(Stored records):

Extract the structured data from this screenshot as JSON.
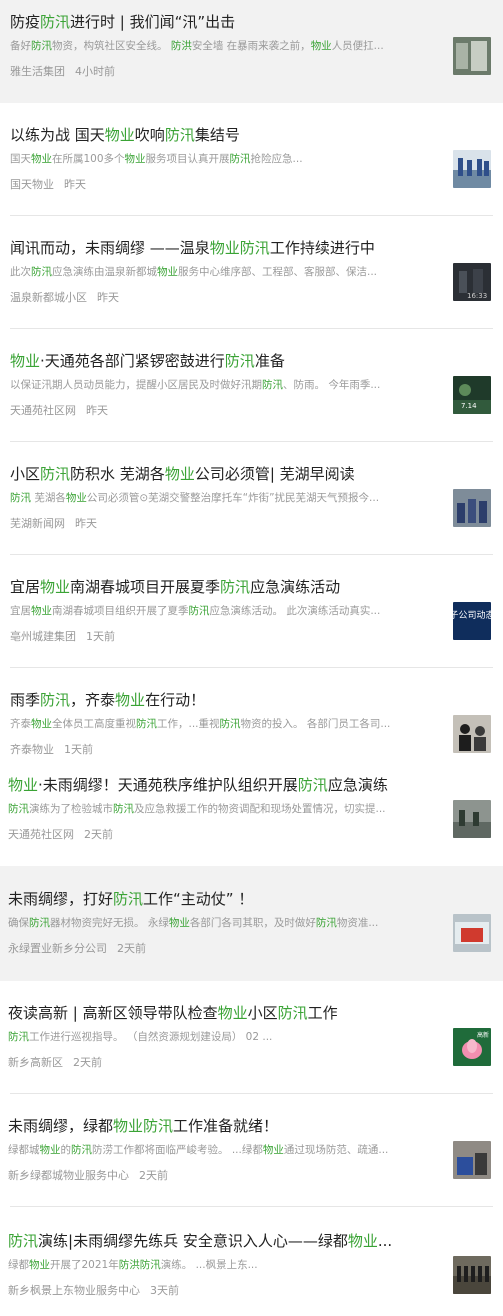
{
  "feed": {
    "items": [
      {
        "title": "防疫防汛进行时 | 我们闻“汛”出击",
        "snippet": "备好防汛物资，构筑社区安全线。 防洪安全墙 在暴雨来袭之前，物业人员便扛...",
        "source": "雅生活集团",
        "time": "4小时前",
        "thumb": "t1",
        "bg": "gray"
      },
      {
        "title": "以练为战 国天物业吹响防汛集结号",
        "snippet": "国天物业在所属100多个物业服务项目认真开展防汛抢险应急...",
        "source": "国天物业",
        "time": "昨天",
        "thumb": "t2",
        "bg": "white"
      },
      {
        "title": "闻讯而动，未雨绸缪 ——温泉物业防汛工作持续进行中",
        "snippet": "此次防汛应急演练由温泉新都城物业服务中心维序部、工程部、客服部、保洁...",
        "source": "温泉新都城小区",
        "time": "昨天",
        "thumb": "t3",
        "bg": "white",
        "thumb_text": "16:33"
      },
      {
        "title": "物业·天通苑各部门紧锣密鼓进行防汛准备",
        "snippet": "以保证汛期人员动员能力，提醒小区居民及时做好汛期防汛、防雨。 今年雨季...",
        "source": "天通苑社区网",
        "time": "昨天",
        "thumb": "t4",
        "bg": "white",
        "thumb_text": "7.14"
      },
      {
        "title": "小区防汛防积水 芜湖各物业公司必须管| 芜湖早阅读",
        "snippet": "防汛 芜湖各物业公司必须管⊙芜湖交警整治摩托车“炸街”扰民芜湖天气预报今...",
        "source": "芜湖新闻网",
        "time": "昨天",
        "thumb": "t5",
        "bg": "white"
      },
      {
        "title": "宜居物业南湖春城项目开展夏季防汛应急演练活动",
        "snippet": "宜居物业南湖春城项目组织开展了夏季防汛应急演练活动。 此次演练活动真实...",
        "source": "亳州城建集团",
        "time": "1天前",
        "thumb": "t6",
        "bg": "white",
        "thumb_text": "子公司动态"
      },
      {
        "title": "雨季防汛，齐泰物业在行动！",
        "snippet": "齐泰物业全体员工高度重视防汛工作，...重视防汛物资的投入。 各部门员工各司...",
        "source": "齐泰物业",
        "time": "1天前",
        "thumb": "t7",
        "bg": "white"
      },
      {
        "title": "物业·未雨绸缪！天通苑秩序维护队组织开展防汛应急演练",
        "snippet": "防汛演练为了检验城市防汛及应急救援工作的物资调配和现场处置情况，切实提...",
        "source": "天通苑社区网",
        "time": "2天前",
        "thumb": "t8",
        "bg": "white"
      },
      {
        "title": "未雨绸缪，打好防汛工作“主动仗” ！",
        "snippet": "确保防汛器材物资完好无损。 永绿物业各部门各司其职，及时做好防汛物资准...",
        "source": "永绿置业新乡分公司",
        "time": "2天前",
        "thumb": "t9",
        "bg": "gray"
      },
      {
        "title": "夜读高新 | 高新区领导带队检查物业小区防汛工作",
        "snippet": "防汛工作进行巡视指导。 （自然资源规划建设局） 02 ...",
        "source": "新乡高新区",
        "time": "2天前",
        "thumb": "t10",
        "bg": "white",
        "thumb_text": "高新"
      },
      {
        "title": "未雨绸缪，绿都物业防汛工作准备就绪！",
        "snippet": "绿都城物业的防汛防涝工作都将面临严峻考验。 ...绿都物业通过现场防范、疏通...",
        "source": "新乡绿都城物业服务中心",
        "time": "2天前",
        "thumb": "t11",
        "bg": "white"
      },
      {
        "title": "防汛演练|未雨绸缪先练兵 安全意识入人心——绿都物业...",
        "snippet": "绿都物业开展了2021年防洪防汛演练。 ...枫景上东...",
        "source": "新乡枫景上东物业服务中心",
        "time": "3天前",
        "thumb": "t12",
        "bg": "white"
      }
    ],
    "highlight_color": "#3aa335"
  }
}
...
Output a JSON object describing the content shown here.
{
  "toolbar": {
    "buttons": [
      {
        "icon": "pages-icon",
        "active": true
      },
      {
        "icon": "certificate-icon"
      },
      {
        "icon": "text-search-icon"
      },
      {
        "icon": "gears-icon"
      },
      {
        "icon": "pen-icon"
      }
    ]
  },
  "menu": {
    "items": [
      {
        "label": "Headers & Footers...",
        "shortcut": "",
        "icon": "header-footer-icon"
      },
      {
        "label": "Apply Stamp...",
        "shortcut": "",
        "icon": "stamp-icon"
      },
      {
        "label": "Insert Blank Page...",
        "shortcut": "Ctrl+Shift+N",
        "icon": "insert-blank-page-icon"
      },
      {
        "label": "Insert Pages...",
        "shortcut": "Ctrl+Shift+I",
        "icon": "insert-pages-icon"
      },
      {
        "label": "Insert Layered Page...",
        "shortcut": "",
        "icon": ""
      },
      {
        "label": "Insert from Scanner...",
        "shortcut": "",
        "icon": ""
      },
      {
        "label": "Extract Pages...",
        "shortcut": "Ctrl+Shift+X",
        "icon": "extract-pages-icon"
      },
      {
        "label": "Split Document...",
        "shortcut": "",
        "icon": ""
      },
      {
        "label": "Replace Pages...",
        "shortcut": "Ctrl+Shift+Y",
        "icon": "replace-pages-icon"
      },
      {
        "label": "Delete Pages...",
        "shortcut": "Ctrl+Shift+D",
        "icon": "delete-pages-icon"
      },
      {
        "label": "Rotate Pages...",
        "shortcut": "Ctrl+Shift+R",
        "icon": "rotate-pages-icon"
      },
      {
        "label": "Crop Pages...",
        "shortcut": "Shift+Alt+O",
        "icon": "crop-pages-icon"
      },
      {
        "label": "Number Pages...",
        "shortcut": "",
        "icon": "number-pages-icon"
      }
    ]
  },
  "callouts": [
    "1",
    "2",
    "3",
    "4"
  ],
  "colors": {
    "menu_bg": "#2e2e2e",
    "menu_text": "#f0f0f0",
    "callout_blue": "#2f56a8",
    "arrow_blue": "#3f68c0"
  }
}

(What the task asks):
Tally up how many lines in the preceding listing contain the word "source". Give nothing but the number.

(Final result):
12